RECORDS SUPPLIED:
-------------------------
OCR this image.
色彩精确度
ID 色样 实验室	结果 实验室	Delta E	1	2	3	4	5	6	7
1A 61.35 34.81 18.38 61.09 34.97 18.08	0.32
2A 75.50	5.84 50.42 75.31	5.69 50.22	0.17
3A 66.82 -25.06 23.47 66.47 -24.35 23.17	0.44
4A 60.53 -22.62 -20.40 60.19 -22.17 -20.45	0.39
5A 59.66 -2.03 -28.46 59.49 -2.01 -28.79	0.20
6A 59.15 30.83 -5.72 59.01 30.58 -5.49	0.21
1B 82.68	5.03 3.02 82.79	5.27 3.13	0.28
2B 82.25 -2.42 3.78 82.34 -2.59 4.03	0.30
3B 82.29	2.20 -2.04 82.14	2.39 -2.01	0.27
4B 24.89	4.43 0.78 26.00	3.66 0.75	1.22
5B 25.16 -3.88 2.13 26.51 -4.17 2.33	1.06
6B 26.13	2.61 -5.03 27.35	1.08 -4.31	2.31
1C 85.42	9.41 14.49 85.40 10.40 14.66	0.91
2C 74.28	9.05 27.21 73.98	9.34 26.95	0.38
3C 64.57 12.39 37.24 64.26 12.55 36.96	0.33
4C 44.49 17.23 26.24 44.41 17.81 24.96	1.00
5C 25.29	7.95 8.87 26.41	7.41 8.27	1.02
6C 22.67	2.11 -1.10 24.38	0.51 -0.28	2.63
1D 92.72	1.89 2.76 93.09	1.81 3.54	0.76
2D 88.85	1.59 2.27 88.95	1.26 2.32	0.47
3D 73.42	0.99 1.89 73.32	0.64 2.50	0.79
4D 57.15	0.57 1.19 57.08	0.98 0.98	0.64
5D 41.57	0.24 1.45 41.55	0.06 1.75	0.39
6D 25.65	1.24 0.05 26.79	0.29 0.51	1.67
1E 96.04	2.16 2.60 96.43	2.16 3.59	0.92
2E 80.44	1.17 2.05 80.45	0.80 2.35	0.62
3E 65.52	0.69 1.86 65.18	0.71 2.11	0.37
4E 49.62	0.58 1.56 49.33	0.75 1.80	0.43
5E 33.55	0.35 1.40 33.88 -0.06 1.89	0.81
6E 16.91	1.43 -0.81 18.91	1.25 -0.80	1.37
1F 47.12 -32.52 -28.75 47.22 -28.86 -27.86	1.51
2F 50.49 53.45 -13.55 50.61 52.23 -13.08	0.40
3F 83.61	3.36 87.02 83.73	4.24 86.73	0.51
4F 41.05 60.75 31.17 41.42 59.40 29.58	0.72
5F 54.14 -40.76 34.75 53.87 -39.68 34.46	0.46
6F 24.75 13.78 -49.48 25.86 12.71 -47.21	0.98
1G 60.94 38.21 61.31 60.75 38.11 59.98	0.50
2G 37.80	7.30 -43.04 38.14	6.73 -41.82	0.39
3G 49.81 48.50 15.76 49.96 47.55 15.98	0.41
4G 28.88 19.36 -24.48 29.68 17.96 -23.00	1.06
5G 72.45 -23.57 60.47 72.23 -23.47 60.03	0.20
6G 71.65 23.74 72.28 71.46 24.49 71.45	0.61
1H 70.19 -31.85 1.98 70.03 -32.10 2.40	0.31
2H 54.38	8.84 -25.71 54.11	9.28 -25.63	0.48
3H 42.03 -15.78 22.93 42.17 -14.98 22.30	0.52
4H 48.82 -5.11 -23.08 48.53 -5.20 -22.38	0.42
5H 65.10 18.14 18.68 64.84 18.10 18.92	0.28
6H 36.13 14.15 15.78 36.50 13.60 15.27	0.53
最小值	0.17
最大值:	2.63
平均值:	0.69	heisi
-------------------------
WRITTEN PROBLEM:
Give back all the data exactly as written.

SOLUTION TO THIS PROBLEM:
OCR this image.
色彩精确度
ID 色样 实验室	结果 实验室	Delta E	1	2	3	4	5	6	7
1A 61.35 34.81 18.38 61.09 34.97 18.08	0.32
2A 75.50	5.84 50.42 75.31	5.69 50.22	0.17
3A 66.82 -25.06 23.47 66.47 -24.35 23.17	0.44
4A 60.53 -22.62 -20.40 60.19 -22.17 -20.45	0.39
5A 59.66 -2.03 -28.46 59.49 -2.01 -28.79	0.20
6A 59.15 30.83 -5.72 59.01 30.58 -5.49	0.21
1B 82.68	5.03 3.02 82.79	5.27 3.13	0.28
2B 82.25 -2.42 3.78 82.34 -2.59 4.03	0.30
3B 82.29	2.20 -2.04 82.14	2.39 -2.01	0.27
4B 24.89	4.43 0.78 26.00	3.66 0.75	1.22
5B 25.16 -3.88 2.13 26.51 -4.17 2.33	1.06
6B 26.13	2.61 -5.03 27.35	1.08 -4.31	2.31
1C 85.42	9.41 14.49 85.40 10.40 14.66	0.91
2C 74.28	9.05 27.21 73.98	9.34 26.95	0.38
3C 64.57 12.39 37.24 64.26 12.55 36.96	0.33
4C 44.49 17.23 26.24 44.41 17.81 24.96	1.00
5C 25.29	7.95 8.87 26.41	7.41 8.27	1.02
6C 22.67	2.11 -1.10 24.38	0.51 -0.28	2.63
1D 92.72	1.89 2.76 93.09	1.81 3.54	0.76
2D 88.85	1.59 2.27 88.95	1.26 2.32	0.47
3D 73.42	0.99 1.89 73.32	0.64 2.50	0.79
4D 57.15	0.57 1.19 57.08	0.98 0.98	0.64
5D 41.57	0.24 1.45 41.55	0.06 1.75	0.39
6D 25.65	1.24 0.05 26.79	0.29 0.51	1.67
1E 96.04	2.16 2.60 96.43	2.16 3.59	0.92
2E 80.44	1.17 2.05 80.45	0.80 2.35	0.62
3E 65.52	0.69 1.86 65.18	0.71 2.11	0.37
4E 49.62	0.58 1.56 49.33	0.75 1.80	0.43
5E 33.55	0.35 1.40 33.88 -0.06 1.89	0.81
6E 16.91	1.43 -0.81 18.91	1.25 -0.80	1.37
1F 47.12 -32.52 -28.75 47.22 -28.86 -27.86	1.51
2F 50.49 53.45 -13.55 50.61 52.23 -13.08	0.40
3F 83.61	3.36 87.02 83.73	4.24 86.73	0.51
4F 41.05 60.75 31.17 41.42 59.40 29.58	0.72
5F 54.14 -40.76 34.75 53.87 -39.68 34.46	0.46
6F 24.75 13.78 -49.48 25.86 12.71 -47.21	0.98
1G 60.94 38.21 61.31 60.75 38.11 59.98	0.50
2G 37.80	7.30 -43.04 38.14	6.73 -41.82	0.39
3G 49.81 48.50 15.76 49.96 47.55 15.98	0.41
4G 28.88 19.36 -24.48 29.68 17.96 -23.00	1.06
5G 72.45 -23.57 60.47 72.23 -23.47 60.03	0.20
6G 71.65 23.74 72.28 71.46 24.49 71.45	0.61
1H 70.19 -31.85 1.98 70.03 -32.10 2.40	0.31
2H 54.38	8.84 -25.71 54.11	9.28 -25.63	0.48
3H 42.03 -15.78 22.93 42.17 -14.98 22.30	0.52
4H 48.82 -5.11 -23.08 48.53 -5.20 -22.38	0.42
5H 65.10 18.14 18.68 64.84 18.10 18.92	0.28
6H 36.13 14.15 15.78 36.50 13.60 15.27	0.53
最小值	0.17
最大值:	2.63
平均值:	0.69	heisi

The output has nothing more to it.